Chart and figure data:
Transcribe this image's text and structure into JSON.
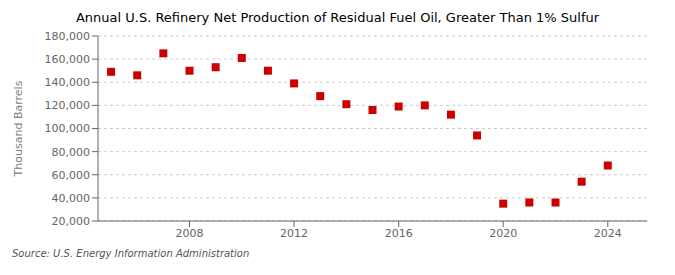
{
  "chart_data": {
    "type": "scatter",
    "title": "Annual U.S. Refinery Net Production of Residual Fuel Oil, Greater Than 1% Sulfur",
    "y_label": "Thousand Barrels",
    "annotations": [
      "Source: U.S. Energy Information Administration"
    ],
    "x": [
      2005,
      2006,
      2007,
      2008,
      2009,
      2010,
      2011,
      2012,
      2013,
      2014,
      2015,
      2016,
      2017,
      2018,
      2019,
      2020,
      2021,
      2022,
      2023,
      2024
    ],
    "values": [
      149000,
      146000,
      165000,
      150000,
      153000,
      161000,
      150000,
      139000,
      128000,
      121000,
      116000,
      119000,
      120000,
      112000,
      94000,
      35000,
      36000,
      36000,
      54000,
      68000
    ],
    "color": "#cc0000",
    "marker": "square",
    "xlim": [
      2004.5,
      2025.5
    ],
    "xticks": [
      2008,
      2012,
      2016,
      2020,
      2024
    ],
    "ylim": [
      20000,
      180000
    ],
    "yticks": [
      {
        "value": 20000,
        "label": "20,000"
      },
      {
        "value": 40000,
        "label": "40,000"
      },
      {
        "value": 60000,
        "label": "60,000"
      },
      {
        "value": 80000,
        "label": "80,000"
      },
      {
        "value": 100000,
        "label": "100,000"
      },
      {
        "value": 120000,
        "label": "120,000"
      },
      {
        "value": 140000,
        "label": "140,000"
      },
      {
        "value": 160000,
        "label": "160,000"
      },
      {
        "value": 180000,
        "label": "180,000"
      }
    ],
    "grid": true
  }
}
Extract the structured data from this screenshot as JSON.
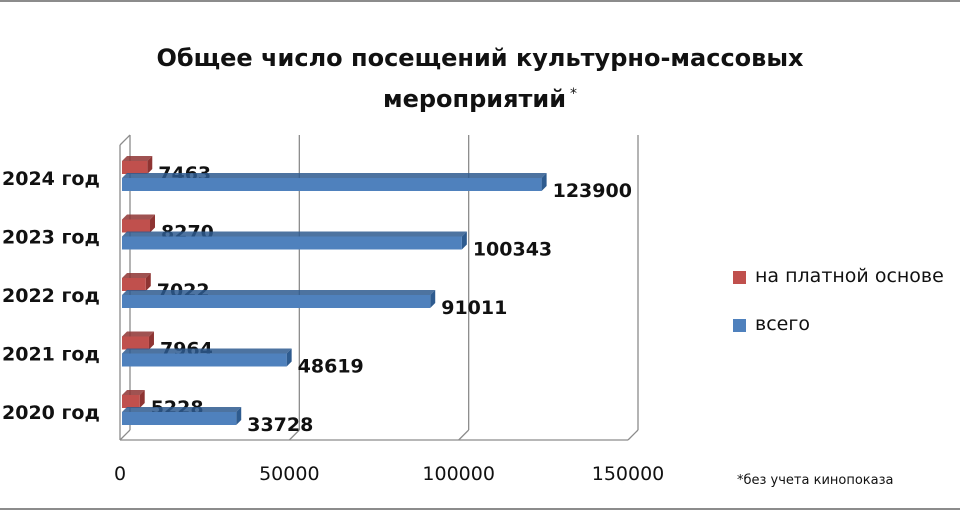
{
  "title_line1": "Общее число посещений культурно-массовых",
  "title_line2": "мероприятий",
  "title_mark": "*",
  "footnote": "*без учета кинопоказа",
  "colors": {
    "paid": "#c0504d",
    "paid_dark": "#8e3432",
    "total": "#4f81bd",
    "total_dark": "#2e5b8f",
    "grid": "#8c8c8c"
  },
  "chart_data": {
    "type": "bar",
    "orientation": "horizontal",
    "style": "3d",
    "categories": [
      "2024 год",
      "2023 год",
      "2022 год",
      "2021 год",
      "2020 год"
    ],
    "series": [
      {
        "name": "на платной основе",
        "values": [
          7463,
          8270,
          7022,
          7964,
          5228
        ]
      },
      {
        "name": "всего",
        "values": [
          123900,
          100343,
          91011,
          48619,
          33728
        ]
      }
    ],
    "xlim": [
      0,
      150000
    ],
    "xticks": [
      0,
      50000,
      100000,
      150000
    ],
    "xtick_labels": [
      "0",
      "50000",
      "100000",
      "150000"
    ],
    "grid": "vertical",
    "legend_position": "right"
  }
}
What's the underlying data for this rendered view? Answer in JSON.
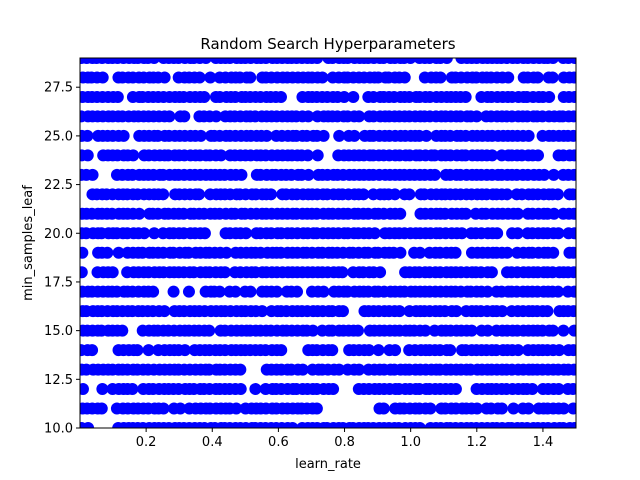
{
  "chart_data": {
    "type": "scatter",
    "title": "Random Search Hyperparameters",
    "xlabel": "learn_rate",
    "ylabel": "min_samples_leaf",
    "xlim": [
      0.0,
      1.5
    ],
    "ylim": [
      10,
      29
    ],
    "xticks": [
      "0.2",
      "0.4",
      "0.6",
      "0.8",
      "1.0",
      "1.2",
      "1.4"
    ],
    "yticks": [
      "10.0",
      "12.5",
      "15.0",
      "17.5",
      "20.0",
      "22.5",
      "25.0",
      "27.5"
    ],
    "grid": false,
    "marker_color": "#0000ff",
    "series": [
      {
        "description": "Dense random samples: learn_rate values spread uniformly from ~0.01 to 1.5, min_samples_leaf integer values 10–29, roughly 80% fill per row",
        "rows": [
          {
            "y": 10,
            "gaps": [
              [
                0.03,
                0.1
              ]
            ]
          },
          {
            "y": 11,
            "gaps": [
              [
                0.07,
                0.1
              ],
              [
                0.73,
                0.9
              ],
              [
                1.2,
                1.22
              ],
              [
                1.31,
                1.33
              ],
              [
                1.36,
                1.38
              ]
            ]
          },
          {
            "y": 12,
            "gaps": [
              [
                0.01,
                0.06
              ],
              [
                0.49,
                0.52
              ],
              [
                0.78,
                0.84
              ],
              [
                1.14,
                1.19
              ]
            ]
          },
          {
            "y": 13,
            "gaps": [
              [
                0.5,
                0.55
              ],
              [
                0.85,
                0.87
              ]
            ]
          },
          {
            "y": 14,
            "gaps": [
              [
                0.05,
                0.1
              ],
              [
                0.62,
                0.68
              ],
              [
                0.78,
                0.8
              ],
              [
                1.33,
                1.35
              ],
              [
                1.45,
                1.47
              ]
            ]
          },
          {
            "y": 15,
            "gaps": [
              [
                0.16,
                0.18
              ],
              [
                1.19,
                1.21
              ],
              [
                1.24,
                1.25
              ]
            ]
          },
          {
            "y": 16,
            "gaps": [
              [
                0.26,
                0.28
              ],
              [
                0.81,
                0.85
              ],
              [
                1.28,
                1.3
              ],
              [
                1.42,
                1.44
              ]
            ]
          },
          {
            "y": 17,
            "gaps": [
              [
                0.3,
                0.33
              ],
              [
                0.67,
                0.69
              ],
              [
                1.24,
                1.26
              ],
              [
                1.45,
                1.47
              ]
            ]
          },
          {
            "y": 18,
            "gaps": [
              [
                0.02,
                0.05
              ],
              [
                0.11,
                0.13
              ],
              [
                0.92,
                0.98
              ],
              [
                1.25,
                1.28
              ]
            ]
          },
          {
            "y": 19,
            "gaps": [
              [
                0.01,
                0.04
              ],
              [
                0.45,
                0.47
              ],
              [
                0.98,
                1.0
              ],
              [
                1.15,
                1.17
              ],
              [
                1.3,
                1.32
              ],
              [
                1.45,
                1.47
              ]
            ]
          },
          {
            "y": 20,
            "gaps": [
              [
                0.39,
                0.44
              ],
              [
                1.45,
                1.47
              ]
            ]
          },
          {
            "y": 21,
            "gaps": [
              [
                0.97,
                1.0
              ],
              [
                1.17,
                1.19
              ],
              [
                1.33,
                1.35
              ]
            ]
          },
          {
            "y": 22,
            "gaps": [
              [
                0.26,
                0.28
              ],
              [
                0.86,
                0.88
              ],
              [
                1.45,
                1.47
              ]
            ]
          },
          {
            "y": 23,
            "gaps": [
              [
                0.05,
                0.1
              ],
              [
                0.5,
                0.53
              ],
              [
                1.08,
                1.1
              ],
              [
                1.41,
                1.43
              ]
            ]
          },
          {
            "y": 24,
            "gaps": [
              [
                0.03,
                0.06
              ],
              [
                0.72,
                0.78
              ],
              [
                1.25,
                1.27
              ],
              [
                1.4,
                1.44
              ]
            ]
          },
          {
            "y": 25,
            "gaps": [
              [
                0.15,
                0.17
              ],
              [
                0.74,
                0.77
              ],
              [
                1.37,
                1.39
              ]
            ]
          },
          {
            "y": 26,
            "gaps": [
              [
                0.32,
                0.35
              ],
              [
                0.85,
                0.87
              ]
            ]
          },
          {
            "y": 27,
            "gaps": [
              [
                0.13,
                0.15
              ],
              [
                0.62,
                0.66
              ],
              [
                1.18,
                1.2
              ],
              [
                1.43,
                1.46
              ]
            ]
          },
          {
            "y": 28,
            "gaps": [
              [
                0.07,
                0.1
              ],
              [
                0.26,
                0.29
              ],
              [
                0.52,
                0.54
              ],
              [
                0.99,
                1.03
              ],
              [
                1.3,
                1.33
              ],
              [
                1.44,
                1.46
              ]
            ]
          },
          {
            "y": 29,
            "gaps": [
              [
                0.38,
                0.4
              ],
              [
                0.72,
                0.74
              ],
              [
                1.13,
                1.15
              ]
            ]
          }
        ]
      }
    ]
  }
}
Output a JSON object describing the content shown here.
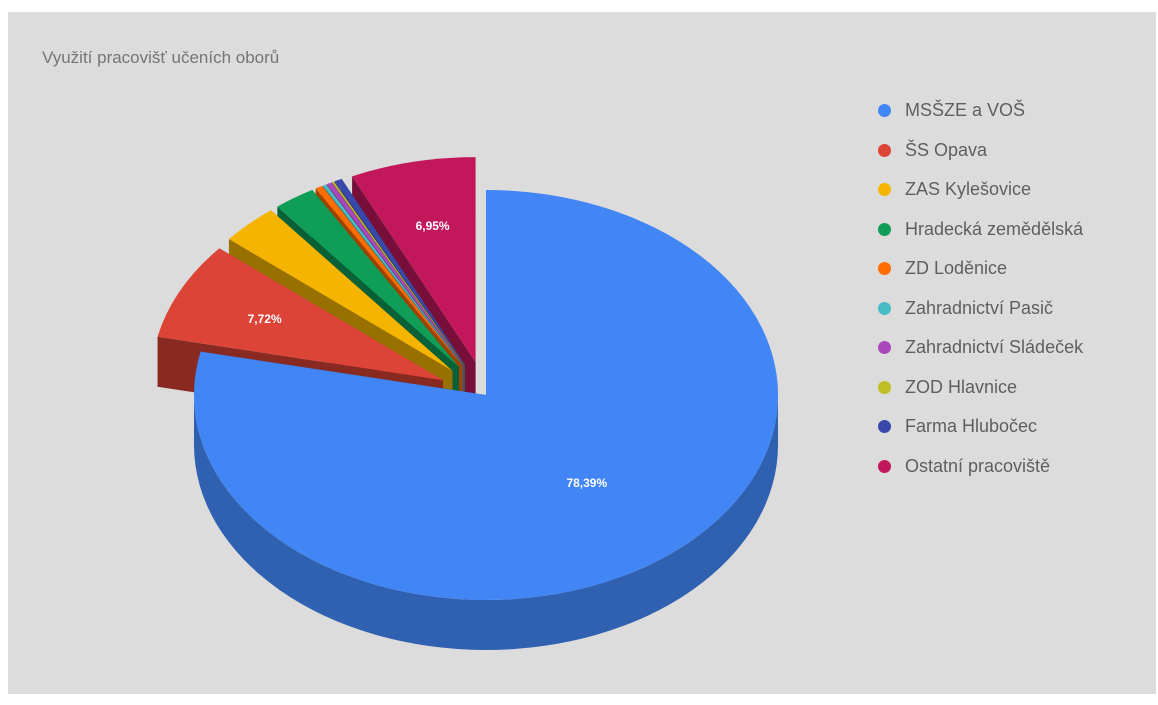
{
  "chart_data": {
    "type": "pie",
    "title": "Využití pracovišť učeních oborů",
    "legend_position": "right",
    "pie_style": "3d, exploded",
    "slices": [
      {
        "name": "MSŠZE a VOŠ",
        "value": 78.39,
        "label": "78,39%",
        "color": "#4285f4"
      },
      {
        "name": "ŠS Opava",
        "value": 7.72,
        "label": "7,72%",
        "color": "#db4437"
      },
      {
        "name": "ZAS Kylešovice",
        "value": 3.2,
        "label": "",
        "color": "#f4b400"
      },
      {
        "name": "Hradecká zemědělská",
        "value": 2.3,
        "label": "",
        "color": "#0f9d58"
      },
      {
        "name": "ZD Loděnice",
        "value": 0.4,
        "label": "",
        "color": "#ff6d01"
      },
      {
        "name": "Zahradnictví Pasič",
        "value": 0.2,
        "label": "",
        "color": "#46bdc6"
      },
      {
        "name": "Zahradnictví Sládeček",
        "value": 0.3,
        "label": "",
        "color": "#ab47bc"
      },
      {
        "name": "ZOD Hlavnice",
        "value": 0.1,
        "label": "",
        "color": "#c1bd26"
      },
      {
        "name": "Farma Hlubočec",
        "value": 0.43,
        "label": "",
        "color": "#3949ab"
      },
      {
        "name": "Ostatní pracoviště",
        "value": 6.95,
        "label": "6,95%",
        "color": "#c2185b"
      }
    ]
  }
}
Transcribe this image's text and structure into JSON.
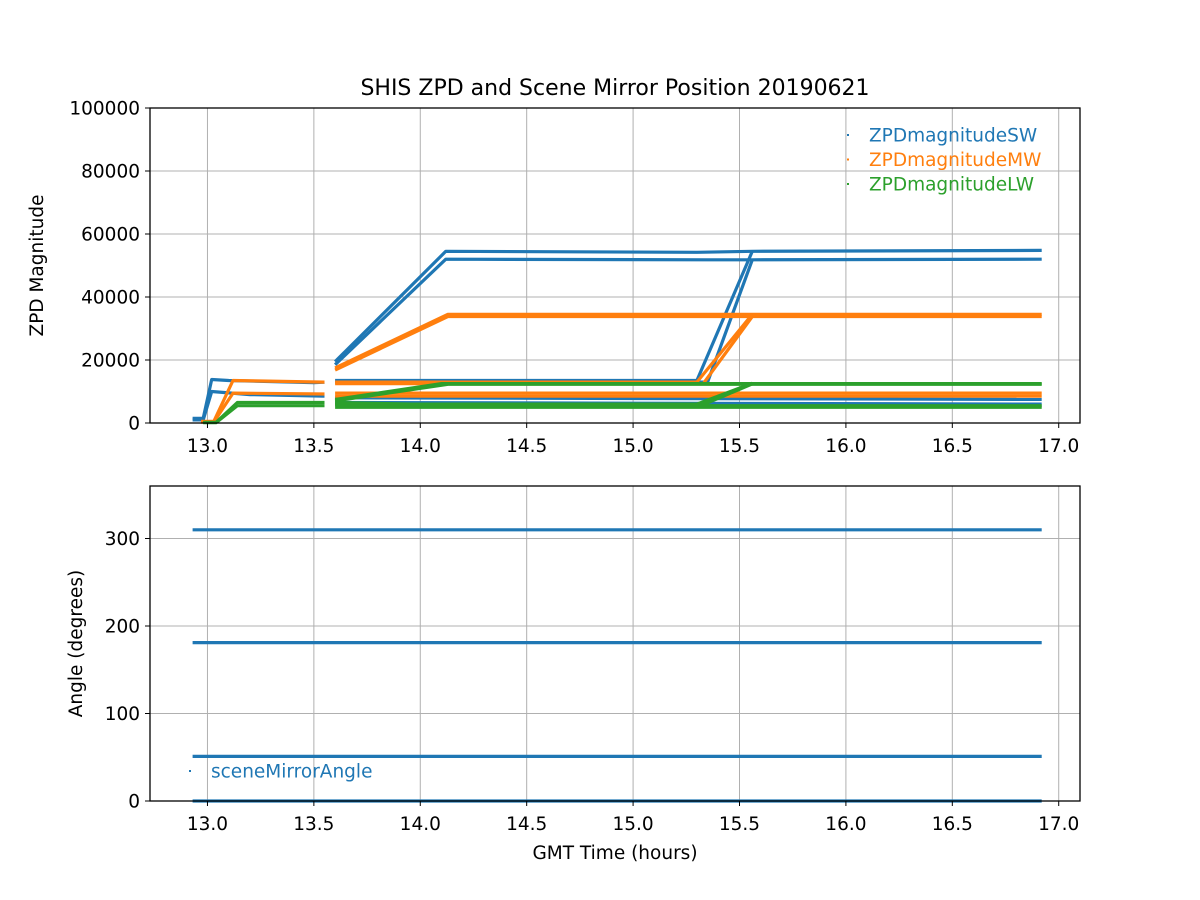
{
  "chart_data": [
    {
      "type": "scatter",
      "title": "SHIS ZPD and Scene Mirror Position 20190621",
      "xlabel": "",
      "ylabel": "ZPD Magnitude",
      "xlim": [
        12.73,
        17.1
      ],
      "ylim": [
        0,
        100000
      ],
      "x_ticks": [
        "13.0",
        "13.5",
        "14.0",
        "14.5",
        "15.0",
        "15.5",
        "16.0",
        "16.5",
        "17.0"
      ],
      "y_ticks": [
        "0",
        "20000",
        "40000",
        "60000",
        "80000",
        "100000"
      ],
      "grid": true,
      "legend_position": "upper-right",
      "series": [
        {
          "name": "ZPDmagnitudeSW",
          "color": "#1f77b4",
          "segments": [
            [
              [
                12.93,
                1500
              ],
              [
                12.98,
                1500
              ],
              [
                13.02,
                13800
              ],
              [
                13.1,
                13500
              ],
              [
                13.5,
                12800
              ],
              [
                13.55,
                13000
              ]
            ],
            [
              [
                12.93,
                1000
              ],
              [
                12.98,
                1000
              ],
              [
                13.02,
                10000
              ],
              [
                13.2,
                9000
              ],
              [
                13.55,
                8500
              ]
            ],
            [
              [
                13.6,
                19500
              ],
              [
                14.12,
                54500
              ],
              [
                15.3,
                54200
              ],
              [
                15.56,
                54500
              ],
              [
                16.92,
                54800
              ]
            ],
            [
              [
                13.6,
                18500
              ],
              [
                14.12,
                52000
              ],
              [
                15.35,
                51800
              ],
              [
                15.56,
                51800
              ],
              [
                16.92,
                52000
              ]
            ],
            [
              [
                13.6,
                13500
              ],
              [
                15.3,
                13500
              ],
              [
                15.56,
                54500
              ]
            ],
            [
              [
                13.6,
                13000
              ],
              [
                15.35,
                13000
              ],
              [
                15.56,
                51800
              ]
            ],
            [
              [
                13.6,
                8000
              ],
              [
                16.92,
                7500
              ]
            ],
            [
              [
                13.6,
                6500
              ],
              [
                16.92,
                6000
              ]
            ]
          ]
        },
        {
          "name": "ZPDmagnitudeMW",
          "color": "#ff7f0e",
          "segments": [
            [
              [
                12.97,
                500
              ],
              [
                13.03,
                500
              ],
              [
                13.12,
                13500
              ],
              [
                13.55,
                13000
              ]
            ],
            [
              [
                12.97,
                300
              ],
              [
                13.03,
                300
              ],
              [
                13.12,
                9500
              ],
              [
                13.55,
                9200
              ]
            ],
            [
              [
                13.6,
                17500
              ],
              [
                14.13,
                34500
              ],
              [
                16.92,
                34500
              ]
            ],
            [
              [
                13.6,
                16800
              ],
              [
                14.13,
                33800
              ],
              [
                16.92,
                33800
              ]
            ],
            [
              [
                13.6,
                13000
              ],
              [
                15.3,
                13000
              ],
              [
                15.56,
                34500
              ]
            ],
            [
              [
                13.6,
                12500
              ],
              [
                15.33,
                12500
              ],
              [
                15.56,
                33800
              ]
            ],
            [
              [
                13.6,
                9500
              ],
              [
                16.92,
                9500
              ]
            ],
            [
              [
                13.6,
                8500
              ],
              [
                16.92,
                8500
              ]
            ]
          ]
        },
        {
          "name": "ZPDmagnitudeLW",
          "color": "#2ca02c",
          "segments": [
            [
              [
                12.98,
                200
              ],
              [
                13.04,
                200
              ],
              [
                13.14,
                6500
              ],
              [
                13.55,
                6500
              ]
            ],
            [
              [
                12.98,
                100
              ],
              [
                13.04,
                100
              ],
              [
                13.14,
                5500
              ],
              [
                13.55,
                5500
              ]
            ],
            [
              [
                13.6,
                7500
              ],
              [
                14.1,
                12500
              ],
              [
                16.92,
                12500
              ]
            ],
            [
              [
                13.6,
                7000
              ],
              [
                14.13,
                12300
              ],
              [
                16.92,
                12300
              ]
            ],
            [
              [
                13.6,
                6000
              ],
              [
                15.3,
                6000
              ],
              [
                15.56,
                12600
              ]
            ],
            [
              [
                13.6,
                5800
              ],
              [
                15.33,
                5800
              ],
              [
                15.56,
                12400
              ]
            ],
            [
              [
                13.6,
                6500
              ],
              [
                14.35,
                5500
              ],
              [
                16.92,
                5500
              ]
            ],
            [
              [
                13.6,
                5000
              ],
              [
                16.92,
                5000
              ]
            ]
          ]
        }
      ]
    },
    {
      "type": "scatter",
      "title": "",
      "xlabel": "GMT Time (hours)",
      "ylabel": "Angle (degrees)",
      "xlim": [
        12.73,
        17.1
      ],
      "ylim": [
        0,
        360
      ],
      "x_ticks": [
        "13.0",
        "13.5",
        "14.0",
        "14.5",
        "15.0",
        "15.5",
        "16.0",
        "16.5",
        "17.0"
      ],
      "y_ticks": [
        "0",
        "100",
        "200",
        "300"
      ],
      "grid": true,
      "legend_position": "lower-left",
      "series": [
        {
          "name": "sceneMirrorAngle",
          "color": "#1f77b4",
          "segments": [
            [
              [
                12.93,
                310
              ],
              [
                16.92,
                310
              ]
            ],
            [
              [
                12.93,
                181
              ],
              [
                16.92,
                181
              ]
            ],
            [
              [
                12.93,
                51
              ],
              [
                16.92,
                51
              ]
            ],
            [
              [
                12.93,
                0
              ],
              [
                16.92,
                0
              ]
            ]
          ]
        }
      ]
    }
  ]
}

YOUR INSTRUCTIONS:
Where a line above contains the word "xlabel", copy that line.

TASK SOLUTION:
    "xlabel": "learn_rate",
      "xlabel": "",
      "xlabel": "GMT Time (hours)",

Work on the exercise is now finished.